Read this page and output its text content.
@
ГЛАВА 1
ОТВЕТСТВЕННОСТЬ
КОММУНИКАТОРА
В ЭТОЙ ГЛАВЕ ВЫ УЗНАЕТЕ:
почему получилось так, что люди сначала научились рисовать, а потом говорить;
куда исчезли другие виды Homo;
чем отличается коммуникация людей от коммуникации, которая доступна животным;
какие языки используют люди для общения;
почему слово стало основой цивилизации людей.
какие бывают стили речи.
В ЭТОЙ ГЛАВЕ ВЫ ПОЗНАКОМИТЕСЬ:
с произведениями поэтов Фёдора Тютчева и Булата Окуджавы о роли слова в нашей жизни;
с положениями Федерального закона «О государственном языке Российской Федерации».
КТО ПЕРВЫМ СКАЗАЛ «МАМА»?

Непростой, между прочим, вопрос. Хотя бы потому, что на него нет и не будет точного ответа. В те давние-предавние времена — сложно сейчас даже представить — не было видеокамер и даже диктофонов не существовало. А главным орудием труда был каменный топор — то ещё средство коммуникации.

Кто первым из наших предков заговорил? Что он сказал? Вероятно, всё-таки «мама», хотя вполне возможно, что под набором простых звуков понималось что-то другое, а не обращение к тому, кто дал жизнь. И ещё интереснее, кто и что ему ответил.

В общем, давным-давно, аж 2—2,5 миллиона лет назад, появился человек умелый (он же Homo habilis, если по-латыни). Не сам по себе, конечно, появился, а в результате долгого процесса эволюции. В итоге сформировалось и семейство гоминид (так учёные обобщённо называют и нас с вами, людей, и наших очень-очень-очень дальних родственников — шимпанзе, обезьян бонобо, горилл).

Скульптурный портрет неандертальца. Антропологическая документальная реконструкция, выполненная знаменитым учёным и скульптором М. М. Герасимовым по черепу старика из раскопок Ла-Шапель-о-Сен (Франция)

---

Stated task >>
Copy out each line of the records where the string "ГЛАВЕ" appears.

Task result >>
В ЭТОЙ ГЛАВЕ ВЫ УЗНАЕТЕ:
В ЭТОЙ ГЛАВЕ ВЫ ПОЗНАКОМИТЕСЬ:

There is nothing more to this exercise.